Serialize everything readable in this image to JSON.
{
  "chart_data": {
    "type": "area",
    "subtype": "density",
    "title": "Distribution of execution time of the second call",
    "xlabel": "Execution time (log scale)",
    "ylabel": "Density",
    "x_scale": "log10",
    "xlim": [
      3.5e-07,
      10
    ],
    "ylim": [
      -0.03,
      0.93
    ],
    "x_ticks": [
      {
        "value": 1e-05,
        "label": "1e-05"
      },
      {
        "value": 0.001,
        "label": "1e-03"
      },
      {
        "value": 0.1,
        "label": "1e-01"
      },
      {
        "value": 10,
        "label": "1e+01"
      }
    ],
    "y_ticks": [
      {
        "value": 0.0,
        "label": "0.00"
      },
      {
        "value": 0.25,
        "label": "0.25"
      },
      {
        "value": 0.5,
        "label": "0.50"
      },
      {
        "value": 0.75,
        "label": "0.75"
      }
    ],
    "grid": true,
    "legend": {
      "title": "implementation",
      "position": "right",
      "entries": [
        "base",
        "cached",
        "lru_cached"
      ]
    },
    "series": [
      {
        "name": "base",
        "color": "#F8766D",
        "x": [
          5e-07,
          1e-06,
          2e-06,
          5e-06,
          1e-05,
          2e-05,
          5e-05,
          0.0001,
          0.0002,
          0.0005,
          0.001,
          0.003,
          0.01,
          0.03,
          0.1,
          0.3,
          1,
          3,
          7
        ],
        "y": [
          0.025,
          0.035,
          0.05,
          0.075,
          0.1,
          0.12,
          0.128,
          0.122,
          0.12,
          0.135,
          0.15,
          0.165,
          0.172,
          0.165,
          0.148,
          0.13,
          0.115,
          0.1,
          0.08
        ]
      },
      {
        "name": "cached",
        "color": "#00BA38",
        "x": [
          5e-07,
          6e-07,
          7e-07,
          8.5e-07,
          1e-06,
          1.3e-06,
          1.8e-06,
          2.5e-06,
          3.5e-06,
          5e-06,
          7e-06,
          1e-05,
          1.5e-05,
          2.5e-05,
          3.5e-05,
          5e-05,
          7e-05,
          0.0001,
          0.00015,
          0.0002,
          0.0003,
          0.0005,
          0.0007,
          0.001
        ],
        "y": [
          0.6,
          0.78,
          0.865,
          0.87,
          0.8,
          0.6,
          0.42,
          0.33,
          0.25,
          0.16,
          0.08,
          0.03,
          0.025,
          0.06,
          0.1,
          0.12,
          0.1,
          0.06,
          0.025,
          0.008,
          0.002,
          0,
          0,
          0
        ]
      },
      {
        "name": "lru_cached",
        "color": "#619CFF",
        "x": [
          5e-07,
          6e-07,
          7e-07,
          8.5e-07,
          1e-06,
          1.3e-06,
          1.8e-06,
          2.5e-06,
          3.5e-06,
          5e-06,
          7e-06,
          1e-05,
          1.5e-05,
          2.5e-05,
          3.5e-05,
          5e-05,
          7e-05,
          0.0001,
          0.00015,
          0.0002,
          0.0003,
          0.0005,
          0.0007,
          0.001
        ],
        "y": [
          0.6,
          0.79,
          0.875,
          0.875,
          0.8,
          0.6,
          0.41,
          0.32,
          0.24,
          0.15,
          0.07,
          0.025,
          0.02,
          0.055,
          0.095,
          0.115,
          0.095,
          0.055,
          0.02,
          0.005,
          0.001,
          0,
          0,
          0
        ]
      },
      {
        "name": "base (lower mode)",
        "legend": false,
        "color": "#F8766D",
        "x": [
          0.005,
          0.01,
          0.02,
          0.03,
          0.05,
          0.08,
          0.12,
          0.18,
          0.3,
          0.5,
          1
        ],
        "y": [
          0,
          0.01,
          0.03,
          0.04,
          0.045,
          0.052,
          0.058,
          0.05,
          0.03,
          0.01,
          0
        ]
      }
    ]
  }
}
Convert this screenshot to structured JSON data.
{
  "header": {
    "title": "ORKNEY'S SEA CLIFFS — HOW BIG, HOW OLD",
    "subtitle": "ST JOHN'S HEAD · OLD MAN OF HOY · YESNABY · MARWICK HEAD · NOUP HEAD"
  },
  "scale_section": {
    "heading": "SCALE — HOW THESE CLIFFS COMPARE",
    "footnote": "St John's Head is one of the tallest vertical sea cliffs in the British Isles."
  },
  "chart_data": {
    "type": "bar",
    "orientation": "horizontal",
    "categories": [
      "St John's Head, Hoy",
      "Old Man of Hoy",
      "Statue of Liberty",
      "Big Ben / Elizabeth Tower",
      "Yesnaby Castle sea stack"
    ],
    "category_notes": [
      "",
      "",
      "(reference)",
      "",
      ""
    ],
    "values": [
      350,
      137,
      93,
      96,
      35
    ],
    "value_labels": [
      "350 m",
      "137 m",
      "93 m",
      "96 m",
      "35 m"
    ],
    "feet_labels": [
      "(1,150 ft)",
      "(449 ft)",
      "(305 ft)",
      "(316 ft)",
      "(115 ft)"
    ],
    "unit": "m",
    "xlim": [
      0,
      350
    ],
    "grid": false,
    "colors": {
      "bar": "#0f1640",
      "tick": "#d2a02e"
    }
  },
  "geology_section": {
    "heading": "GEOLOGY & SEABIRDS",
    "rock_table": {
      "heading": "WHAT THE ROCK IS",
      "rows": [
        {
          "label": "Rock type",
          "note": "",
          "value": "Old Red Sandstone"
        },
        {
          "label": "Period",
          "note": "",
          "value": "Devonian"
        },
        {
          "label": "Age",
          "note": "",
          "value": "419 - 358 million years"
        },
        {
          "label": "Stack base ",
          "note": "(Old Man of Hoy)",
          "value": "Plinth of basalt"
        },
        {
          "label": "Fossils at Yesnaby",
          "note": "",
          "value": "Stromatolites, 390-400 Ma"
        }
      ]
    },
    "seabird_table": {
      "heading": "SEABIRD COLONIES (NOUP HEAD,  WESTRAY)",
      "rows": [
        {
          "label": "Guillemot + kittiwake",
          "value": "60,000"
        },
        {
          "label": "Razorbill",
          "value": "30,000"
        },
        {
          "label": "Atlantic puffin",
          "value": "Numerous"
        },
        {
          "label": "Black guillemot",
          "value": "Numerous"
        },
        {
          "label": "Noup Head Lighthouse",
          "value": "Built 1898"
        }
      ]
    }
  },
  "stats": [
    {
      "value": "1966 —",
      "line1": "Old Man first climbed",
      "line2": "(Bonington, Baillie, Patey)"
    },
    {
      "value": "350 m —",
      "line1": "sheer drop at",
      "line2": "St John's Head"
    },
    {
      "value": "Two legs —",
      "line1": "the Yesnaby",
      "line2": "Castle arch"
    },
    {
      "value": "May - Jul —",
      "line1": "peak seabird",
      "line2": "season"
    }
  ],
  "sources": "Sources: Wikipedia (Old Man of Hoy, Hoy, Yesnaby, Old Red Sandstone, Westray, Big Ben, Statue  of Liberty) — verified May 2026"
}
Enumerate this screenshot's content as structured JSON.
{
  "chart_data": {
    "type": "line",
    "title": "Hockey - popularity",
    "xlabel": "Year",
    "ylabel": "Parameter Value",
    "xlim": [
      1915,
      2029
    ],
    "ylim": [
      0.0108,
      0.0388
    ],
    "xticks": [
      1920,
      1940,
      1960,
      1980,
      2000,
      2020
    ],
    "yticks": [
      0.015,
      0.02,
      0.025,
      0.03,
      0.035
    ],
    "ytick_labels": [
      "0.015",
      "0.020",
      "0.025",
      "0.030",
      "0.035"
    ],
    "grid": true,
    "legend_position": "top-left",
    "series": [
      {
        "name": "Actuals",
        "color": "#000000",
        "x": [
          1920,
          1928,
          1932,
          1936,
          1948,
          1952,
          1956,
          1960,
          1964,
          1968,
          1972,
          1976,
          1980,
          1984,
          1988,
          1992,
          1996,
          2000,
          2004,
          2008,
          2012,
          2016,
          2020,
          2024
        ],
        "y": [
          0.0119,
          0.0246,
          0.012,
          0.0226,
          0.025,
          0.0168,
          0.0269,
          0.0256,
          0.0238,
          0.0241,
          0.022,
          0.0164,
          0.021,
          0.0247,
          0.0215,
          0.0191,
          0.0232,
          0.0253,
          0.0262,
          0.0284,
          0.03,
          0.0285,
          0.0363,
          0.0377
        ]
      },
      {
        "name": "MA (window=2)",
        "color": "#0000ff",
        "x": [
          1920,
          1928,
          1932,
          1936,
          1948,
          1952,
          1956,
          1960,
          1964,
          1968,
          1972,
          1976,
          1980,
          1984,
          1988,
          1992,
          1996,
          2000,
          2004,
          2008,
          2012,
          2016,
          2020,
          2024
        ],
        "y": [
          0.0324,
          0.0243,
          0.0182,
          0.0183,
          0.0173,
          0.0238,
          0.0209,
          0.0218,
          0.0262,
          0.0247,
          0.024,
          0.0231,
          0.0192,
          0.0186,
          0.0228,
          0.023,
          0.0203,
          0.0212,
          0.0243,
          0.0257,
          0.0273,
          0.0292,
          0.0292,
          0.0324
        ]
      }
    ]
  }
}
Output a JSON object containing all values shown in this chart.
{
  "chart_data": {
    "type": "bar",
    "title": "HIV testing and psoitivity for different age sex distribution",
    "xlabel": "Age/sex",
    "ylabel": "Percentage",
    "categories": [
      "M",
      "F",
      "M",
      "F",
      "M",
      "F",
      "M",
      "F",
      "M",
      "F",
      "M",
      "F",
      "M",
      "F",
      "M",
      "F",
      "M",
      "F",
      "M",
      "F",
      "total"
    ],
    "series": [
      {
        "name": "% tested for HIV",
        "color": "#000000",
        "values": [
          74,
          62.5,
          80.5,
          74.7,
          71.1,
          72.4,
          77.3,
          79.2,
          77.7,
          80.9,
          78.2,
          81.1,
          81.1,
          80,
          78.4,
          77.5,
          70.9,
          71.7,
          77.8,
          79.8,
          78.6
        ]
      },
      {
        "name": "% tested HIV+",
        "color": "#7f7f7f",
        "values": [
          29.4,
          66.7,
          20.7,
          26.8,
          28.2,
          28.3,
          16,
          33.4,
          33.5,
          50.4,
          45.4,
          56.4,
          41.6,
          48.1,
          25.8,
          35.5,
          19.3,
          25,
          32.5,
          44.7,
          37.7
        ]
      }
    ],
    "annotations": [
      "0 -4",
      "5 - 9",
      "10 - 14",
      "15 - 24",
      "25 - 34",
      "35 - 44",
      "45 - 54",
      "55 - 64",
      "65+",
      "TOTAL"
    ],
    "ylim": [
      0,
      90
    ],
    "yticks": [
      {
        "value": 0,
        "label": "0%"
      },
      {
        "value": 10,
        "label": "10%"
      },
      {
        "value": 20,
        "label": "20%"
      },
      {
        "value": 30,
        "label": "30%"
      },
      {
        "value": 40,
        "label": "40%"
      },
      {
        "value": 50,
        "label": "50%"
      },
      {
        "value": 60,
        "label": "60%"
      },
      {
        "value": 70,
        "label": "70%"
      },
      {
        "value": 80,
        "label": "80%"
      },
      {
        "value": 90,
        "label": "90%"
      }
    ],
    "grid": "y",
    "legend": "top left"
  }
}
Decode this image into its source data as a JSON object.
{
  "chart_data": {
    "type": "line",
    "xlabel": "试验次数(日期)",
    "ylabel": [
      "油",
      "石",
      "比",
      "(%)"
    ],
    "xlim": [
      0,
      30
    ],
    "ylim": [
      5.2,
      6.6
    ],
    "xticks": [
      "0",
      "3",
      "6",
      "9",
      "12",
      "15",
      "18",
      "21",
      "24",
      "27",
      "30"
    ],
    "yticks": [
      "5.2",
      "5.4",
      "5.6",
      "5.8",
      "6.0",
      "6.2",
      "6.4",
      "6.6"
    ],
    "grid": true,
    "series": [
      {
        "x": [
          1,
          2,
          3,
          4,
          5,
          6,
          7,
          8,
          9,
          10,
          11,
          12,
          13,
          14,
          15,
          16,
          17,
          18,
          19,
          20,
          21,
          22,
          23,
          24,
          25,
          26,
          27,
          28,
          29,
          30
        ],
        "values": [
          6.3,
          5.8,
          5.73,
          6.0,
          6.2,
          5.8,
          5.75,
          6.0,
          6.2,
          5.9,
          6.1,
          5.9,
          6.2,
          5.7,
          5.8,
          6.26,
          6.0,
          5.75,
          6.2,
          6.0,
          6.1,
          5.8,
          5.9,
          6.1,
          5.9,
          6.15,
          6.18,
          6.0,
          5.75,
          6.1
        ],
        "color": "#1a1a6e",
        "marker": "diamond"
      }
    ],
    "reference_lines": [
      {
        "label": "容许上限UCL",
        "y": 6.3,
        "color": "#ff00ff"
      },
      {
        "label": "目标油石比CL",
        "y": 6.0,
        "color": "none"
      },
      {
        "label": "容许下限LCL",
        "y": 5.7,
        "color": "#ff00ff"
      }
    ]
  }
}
---------------
◆ What you are asked to do
Find the lines containing "name" and pull them out.

◆ Solution for this task
        "name": "base",
        "name": "cached",
        "name": "lru_cached",
        "name": "base (lower mode)",
        "name": "Actuals",
        "name": "MA (window=2)",
        "name": "% tested for HIV",
        "name": "% tested HIV+",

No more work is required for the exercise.